■ **Exercise prompt**
Do not include the pictures; repeat the rest of the data exactly.

++++ Source data ++++

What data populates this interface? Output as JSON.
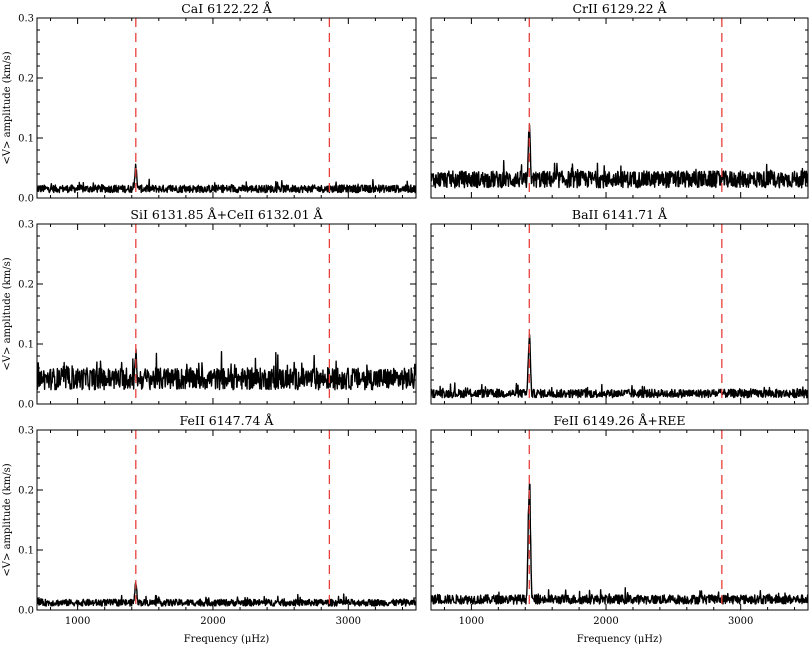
{
  "chart_data": [
    {
      "type": "line",
      "title": "CaI 6122.22 Å",
      "ylabel": "<V> amplitude (km/s)",
      "xlabel": "",
      "xlim": [
        700,
        3500
      ],
      "ylim": [
        0,
        0.3
      ],
      "yticks": [
        "0.0",
        "0.1",
        "0.2",
        "0.3"
      ],
      "xticks": [],
      "reference_lines": [
        1430,
        2860
      ],
      "noise_level": 0.014,
      "noise_spread": 0.009,
      "peaks": [
        {
          "x": 1430,
          "y": 0.058
        }
      ]
    },
    {
      "type": "line",
      "title": "CrII 6129.22 Å",
      "ylabel": "",
      "xlabel": "",
      "xlim": [
        700,
        3500
      ],
      "ylim": [
        0,
        0.3
      ],
      "yticks": [],
      "xticks": [],
      "reference_lines": [
        1430,
        2860
      ],
      "noise_level": 0.028,
      "noise_spread": 0.02,
      "peaks": [
        {
          "x": 1430,
          "y": 0.125
        }
      ]
    },
    {
      "type": "line",
      "title": "SiI 6131.85 Å+CeII 6132.01 Å",
      "ylabel": "<V> amplitude (km/s)",
      "xlabel": "",
      "xlim": [
        700,
        3500
      ],
      "ylim": [
        0,
        0.3
      ],
      "yticks": [
        "0.0",
        "0.1",
        "0.2",
        "0.3"
      ],
      "xticks": [],
      "reference_lines": [
        1430,
        2860
      ],
      "noise_level": 0.038,
      "noise_spread": 0.026,
      "peaks": [
        {
          "x": 1430,
          "y": 0.095
        }
      ]
    },
    {
      "type": "line",
      "title": "BaII 6141.71 Å",
      "ylabel": "",
      "xlabel": "",
      "xlim": [
        700,
        3500
      ],
      "ylim": [
        0,
        0.3
      ],
      "yticks": [],
      "xticks": [],
      "reference_lines": [
        1430,
        2860
      ],
      "noise_level": 0.016,
      "noise_spread": 0.01,
      "peaks": [
        {
          "x": 1430,
          "y": 0.125
        }
      ]
    },
    {
      "type": "line",
      "title": "FeII 6147.74 Å",
      "ylabel": "<V> amplitude (km/s)",
      "xlabel": "Frequency (μHz)",
      "xlim": [
        700,
        3500
      ],
      "ylim": [
        0,
        0.3
      ],
      "yticks": [
        "0.0",
        "0.1",
        "0.2",
        "0.3"
      ],
      "xticks": [
        "1000",
        "2000",
        "3000"
      ],
      "reference_lines": [
        1430,
        2860
      ],
      "noise_level": 0.011,
      "noise_spread": 0.008,
      "peaks": [
        {
          "x": 1430,
          "y": 0.048
        }
      ]
    },
    {
      "type": "line",
      "title": "FeII 6149.26 Å+REE",
      "ylabel": "",
      "xlabel": "Frequency (μHz)",
      "xlim": [
        700,
        3500
      ],
      "ylim": [
        0,
        0.3
      ],
      "yticks": [],
      "xticks": [
        "1000",
        "2000",
        "3000"
      ],
      "reference_lines": [
        1430,
        2860
      ],
      "noise_level": 0.016,
      "noise_spread": 0.011,
      "peaks": [
        {
          "x": 1430,
          "y": 0.24
        }
      ]
    }
  ],
  "colors": {
    "trace": "#000000",
    "reference_line": "#e8403a",
    "axes": "#000000"
  }
}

++++

■ **Complete output**
What data populates this interface? Output as JSON.
{
  "chart_data": [
    {
      "type": "line",
      "title": "CaI 6122.22 Å",
      "ylabel": "<V> amplitude (km/s)",
      "xlabel": "",
      "xlim": [
        700,
        3500
      ],
      "ylim": [
        0,
        0.3
      ],
      "yticks": [
        "0.0",
        "0.1",
        "0.2",
        "0.3"
      ],
      "xticks": [],
      "reference_lines": [
        1430,
        2860
      ],
      "noise_level": 0.014,
      "noise_spread": 0.009,
      "peaks": [
        {
          "x": 1430,
          "y": 0.058
        }
      ]
    },
    {
      "type": "line",
      "title": "CrII 6129.22 Å",
      "ylabel": "",
      "xlabel": "",
      "xlim": [
        700,
        3500
      ],
      "ylim": [
        0,
        0.3
      ],
      "yticks": [],
      "xticks": [],
      "reference_lines": [
        1430,
        2860
      ],
      "noise_level": 0.028,
      "noise_spread": 0.02,
      "peaks": [
        {
          "x": 1430,
          "y": 0.125
        }
      ]
    },
    {
      "type": "line",
      "title": "SiI 6131.85 Å+CeII 6132.01 Å",
      "ylabel": "<V> amplitude (km/s)",
      "xlabel": "",
      "xlim": [
        700,
        3500
      ],
      "ylim": [
        0,
        0.3
      ],
      "yticks": [
        "0.0",
        "0.1",
        "0.2",
        "0.3"
      ],
      "xticks": [],
      "reference_lines": [
        1430,
        2860
      ],
      "noise_level": 0.038,
      "noise_spread": 0.026,
      "peaks": [
        {
          "x": 1430,
          "y": 0.095
        }
      ]
    },
    {
      "type": "line",
      "title": "BaII 6141.71 Å",
      "ylabel": "",
      "xlabel": "",
      "xlim": [
        700,
        3500
      ],
      "ylim": [
        0,
        0.3
      ],
      "yticks": [],
      "xticks": [],
      "reference_lines": [
        1430,
        2860
      ],
      "noise_level": 0.016,
      "noise_spread": 0.01,
      "peaks": [
        {
          "x": 1430,
          "y": 0.125
        }
      ]
    },
    {
      "type": "line",
      "title": "FeII 6147.74 Å",
      "ylabel": "<V> amplitude (km/s)",
      "xlabel": "Frequency (μHz)",
      "xlim": [
        700,
        3500
      ],
      "ylim": [
        0,
        0.3
      ],
      "yticks": [
        "0.0",
        "0.1",
        "0.2",
        "0.3"
      ],
      "xticks": [
        "1000",
        "2000",
        "3000"
      ],
      "reference_lines": [
        1430,
        2860
      ],
      "noise_level": 0.011,
      "noise_spread": 0.008,
      "peaks": [
        {
          "x": 1430,
          "y": 0.048
        }
      ]
    },
    {
      "type": "line",
      "title": "FeII 6149.26 Å+REE",
      "ylabel": "",
      "xlabel": "Frequency (μHz)",
      "xlim": [
        700,
        3500
      ],
      "ylim": [
        0,
        0.3
      ],
      "yticks": [],
      "xticks": [
        "1000",
        "2000",
        "3000"
      ],
      "reference_lines": [
        1430,
        2860
      ],
      "noise_level": 0.016,
      "noise_spread": 0.011,
      "peaks": [
        {
          "x": 1430,
          "y": 0.24
        }
      ]
    }
  ],
  "colors": {
    "trace": "#000000",
    "reference_line": "#e8403a",
    "axes": "#000000"
  }
}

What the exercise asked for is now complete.